**What to produce**: Omit all pictures and give the records below again exactly as written.

- - -

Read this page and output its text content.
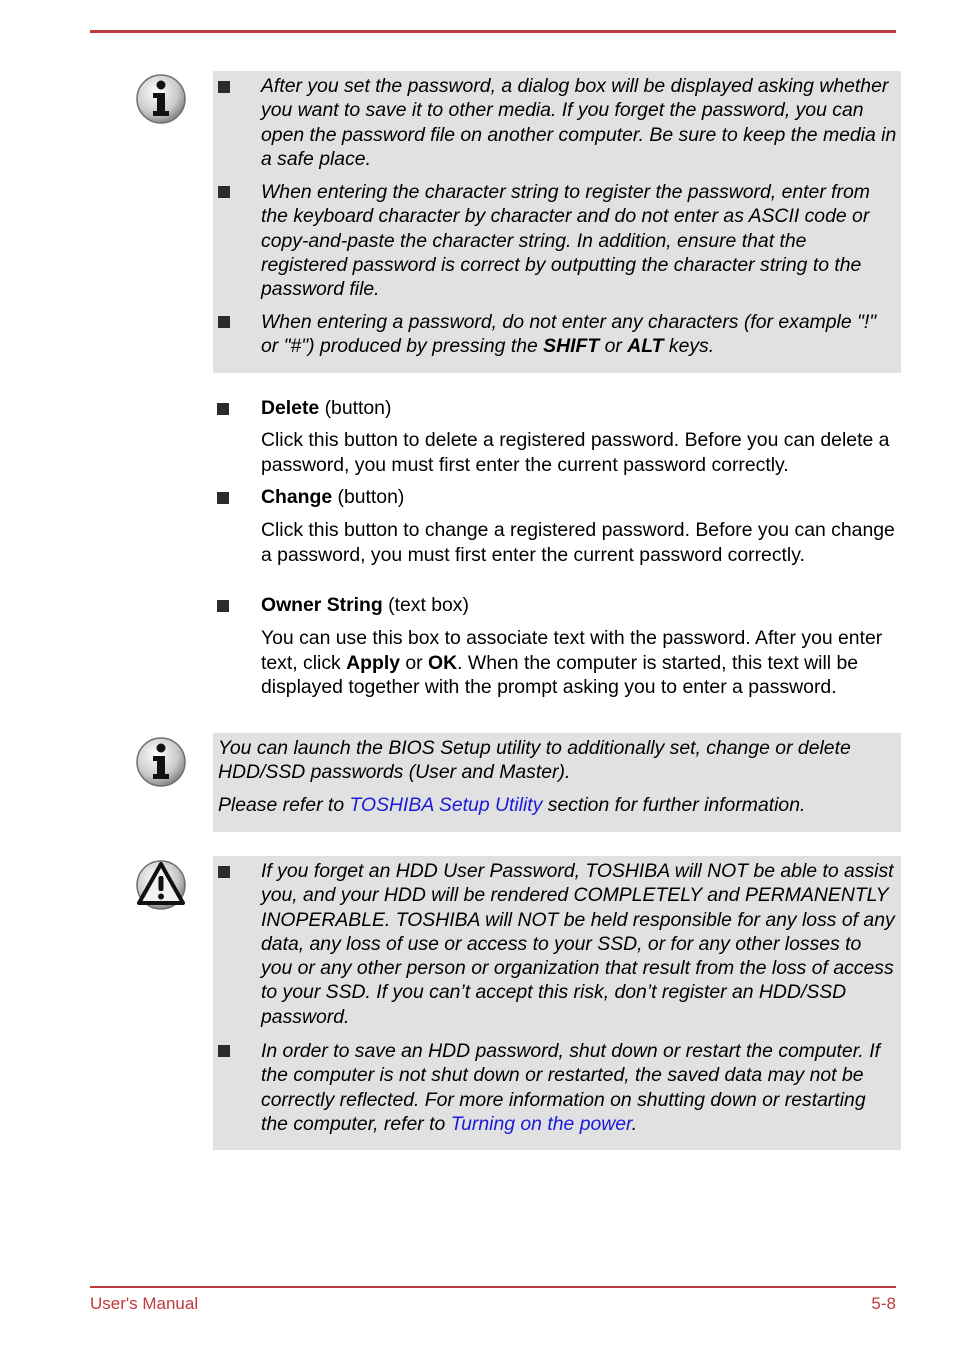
After you set the password, a dialog box will be displayed asking whether you want to save it to other media. If you forget the password, you can open the password file on another computer. Be sure to keep the media in a safe place.
When entering the character string to register the password, enter from the keyboard character by character and do not enter as ASCII code or copy-and-paste the character string. In addition, ensure that the registered password is correct by outputting the character string to the password file.
When entering a password, do not enter any characters (for example "!" or "#") produced by pressing the SHIFT or ALT keys.
Delete (button)
Click this button to delete a registered password. Before you can delete a password, you must first enter the current password correctly.
Change (button)
Click this button to change a registered password. Before you can change a password, you must first enter the current password correctly.
Owner String (text box)
You can use this box to associate text with the password. After you enter text, click Apply or OK. When the computer is started, this text will be displayed together with the prompt asking you to enter a password.
You can launch the BIOS Setup utility to additionally set, change or delete HDD/SSD passwords (User and Master).
Please refer to TOSHIBA Setup Utility section for further information.
If you forget an HDD User Password, TOSHIBA will NOT be able to assist you, and your HDD will be rendered COMPLETELY and PERMANENTLY INOPERABLE. TOSHIBA will NOT be held responsible for any loss of any data, any loss of use or access to your SSD, or for any other losses to you or any other person or organization that result from the loss of access to your SSD. If you can’t accept this risk, don’t register an HDD/SSD password.
In order to save an HDD password, shut down or restart the computer. If the computer is not shut down or restarted, the saved data may not be correctly reflected. For more information on shutting down or restarting the computer, refer to Turning on the power.
User's Manual	5-8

- - -

**Reply**:
Read this page and output its text content.
After you set the password, a dialog box will be displayed asking whether you want to save it to other media. If you forget the password, you can open the password file on another computer. Be sure to keep the media in a safe place.
When entering the character string to register the password, enter from the keyboard character by character and do not enter as ASCII code or copy-and-paste the character string. In addition, ensure that the registered password is correct by outputting the character string to the password file.
When entering a password, do not enter any characters (for example "!" or "#") produced by pressing the SHIFT or ALT keys.
Delete (button)
Click this button to delete a registered password. Before you can delete a password, you must first enter the current password correctly.
Change (button)
Click this button to change a registered password. Before you can change a password, you must first enter the current password correctly.
Owner String (text box)
You can use this box to associate text with the password. After you enter text, click Apply or OK. When the computer is started, this text will be displayed together with the prompt asking you to enter a password.
You can launch the BIOS Setup utility to additionally set, change or delete HDD/SSD passwords (User and Master).
Please refer to TOSHIBA Setup Utility section for further information.
If you forget an HDD User Password, TOSHIBA will NOT be able to assist you, and your HDD will be rendered COMPLETELY and PERMANENTLY INOPERABLE. TOSHIBA will NOT be held responsible for any loss of any data, any loss of use or access to your SSD, or for any other losses to you or any other person or organization that result from the loss of access to your SSD. If you can’t accept this risk, don’t register an HDD/SSD password.
In order to save an HDD password, shut down or restart the computer. If the computer is not shut down or restarted, the saved data may not be correctly reflected. For more information on shutting down or restarting the computer, refer to Turning on the power.
User's Manual	5-8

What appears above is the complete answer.